Read through the entries below and return each line with the word "park".

> _DATASET RECORDS_:
-- Begin --
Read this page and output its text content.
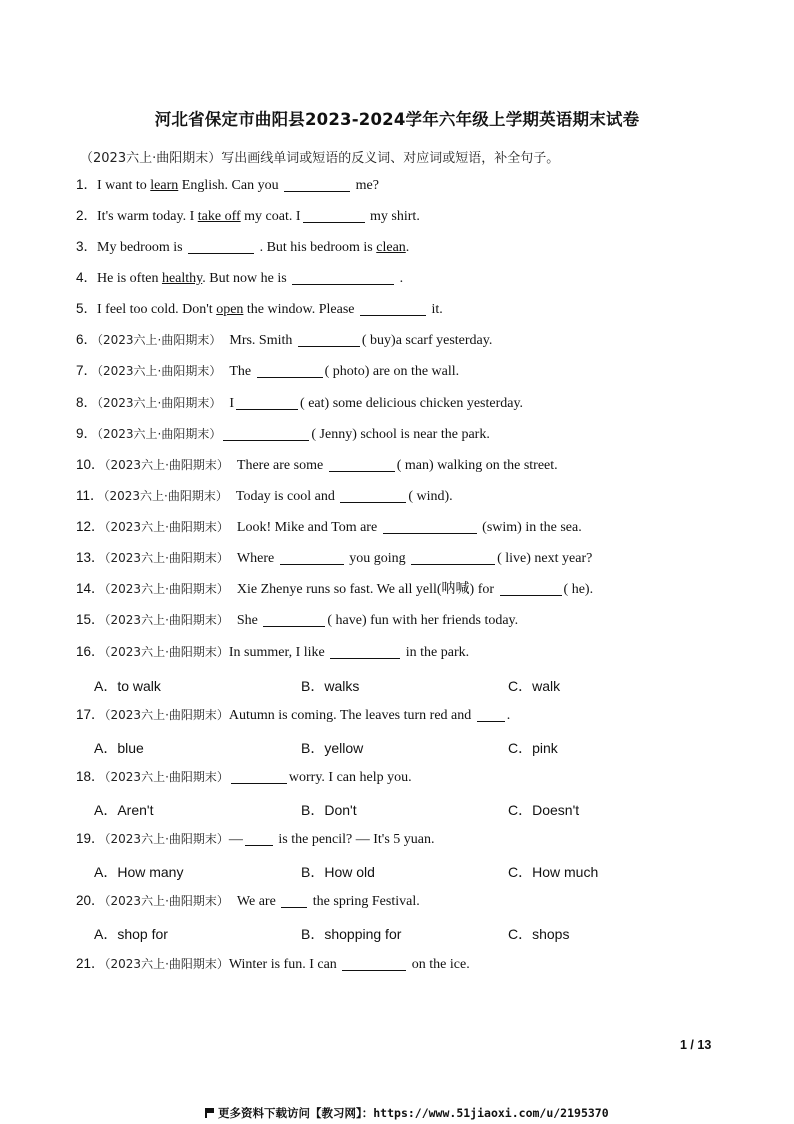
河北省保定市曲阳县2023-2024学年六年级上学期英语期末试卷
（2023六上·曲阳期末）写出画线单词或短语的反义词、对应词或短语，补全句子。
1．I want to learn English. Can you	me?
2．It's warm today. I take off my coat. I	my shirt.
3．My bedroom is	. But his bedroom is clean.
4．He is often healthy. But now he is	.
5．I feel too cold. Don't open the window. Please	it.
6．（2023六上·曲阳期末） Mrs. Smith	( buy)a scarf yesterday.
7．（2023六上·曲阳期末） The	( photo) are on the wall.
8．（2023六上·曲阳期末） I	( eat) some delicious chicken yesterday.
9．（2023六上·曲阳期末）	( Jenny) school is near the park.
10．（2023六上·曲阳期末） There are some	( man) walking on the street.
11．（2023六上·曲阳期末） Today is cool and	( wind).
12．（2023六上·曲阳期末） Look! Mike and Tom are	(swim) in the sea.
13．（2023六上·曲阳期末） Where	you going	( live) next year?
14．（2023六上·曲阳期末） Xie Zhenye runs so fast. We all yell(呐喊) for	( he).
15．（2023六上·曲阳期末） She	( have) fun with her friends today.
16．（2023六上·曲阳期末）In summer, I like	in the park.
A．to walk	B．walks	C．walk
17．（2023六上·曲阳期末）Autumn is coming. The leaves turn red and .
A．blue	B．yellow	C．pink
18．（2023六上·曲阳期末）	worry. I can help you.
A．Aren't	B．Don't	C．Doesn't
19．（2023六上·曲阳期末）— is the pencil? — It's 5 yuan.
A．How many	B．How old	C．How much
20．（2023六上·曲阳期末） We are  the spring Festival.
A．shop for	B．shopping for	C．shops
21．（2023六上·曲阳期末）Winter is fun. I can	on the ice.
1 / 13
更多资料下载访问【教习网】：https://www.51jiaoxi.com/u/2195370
-- End --
-- Begin --
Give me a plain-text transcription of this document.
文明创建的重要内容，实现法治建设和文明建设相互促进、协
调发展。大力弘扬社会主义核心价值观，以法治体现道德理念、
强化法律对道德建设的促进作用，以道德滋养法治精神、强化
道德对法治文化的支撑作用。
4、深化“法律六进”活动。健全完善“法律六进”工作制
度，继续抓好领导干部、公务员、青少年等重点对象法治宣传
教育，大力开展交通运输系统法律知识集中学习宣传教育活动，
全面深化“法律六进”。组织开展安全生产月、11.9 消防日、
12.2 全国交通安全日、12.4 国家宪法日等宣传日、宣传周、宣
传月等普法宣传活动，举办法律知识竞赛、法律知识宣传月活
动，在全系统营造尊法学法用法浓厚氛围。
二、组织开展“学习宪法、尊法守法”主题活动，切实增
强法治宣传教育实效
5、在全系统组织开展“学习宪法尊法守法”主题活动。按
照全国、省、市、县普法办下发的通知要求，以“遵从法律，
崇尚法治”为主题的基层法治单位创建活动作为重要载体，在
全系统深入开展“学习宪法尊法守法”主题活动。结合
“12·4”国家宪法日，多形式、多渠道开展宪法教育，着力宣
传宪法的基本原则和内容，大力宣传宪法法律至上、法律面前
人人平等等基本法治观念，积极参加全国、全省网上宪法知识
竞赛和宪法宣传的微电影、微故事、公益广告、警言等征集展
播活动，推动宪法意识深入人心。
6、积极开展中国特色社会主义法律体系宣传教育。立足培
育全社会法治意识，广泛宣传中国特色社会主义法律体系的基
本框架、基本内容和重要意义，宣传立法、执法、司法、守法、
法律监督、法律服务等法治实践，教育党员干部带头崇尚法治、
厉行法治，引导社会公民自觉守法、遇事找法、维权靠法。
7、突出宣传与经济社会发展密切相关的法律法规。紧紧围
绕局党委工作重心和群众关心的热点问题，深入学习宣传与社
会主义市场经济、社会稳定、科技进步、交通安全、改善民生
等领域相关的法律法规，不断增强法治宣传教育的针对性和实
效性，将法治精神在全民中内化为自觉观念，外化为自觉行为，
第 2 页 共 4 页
-- End --
> _WRITTEN SOLUTION_:
9．（2023六上·曲阳期末）	( Jenny) school is near the park.
16．（2023六上·曲阳期末）In summer, I like	in the park.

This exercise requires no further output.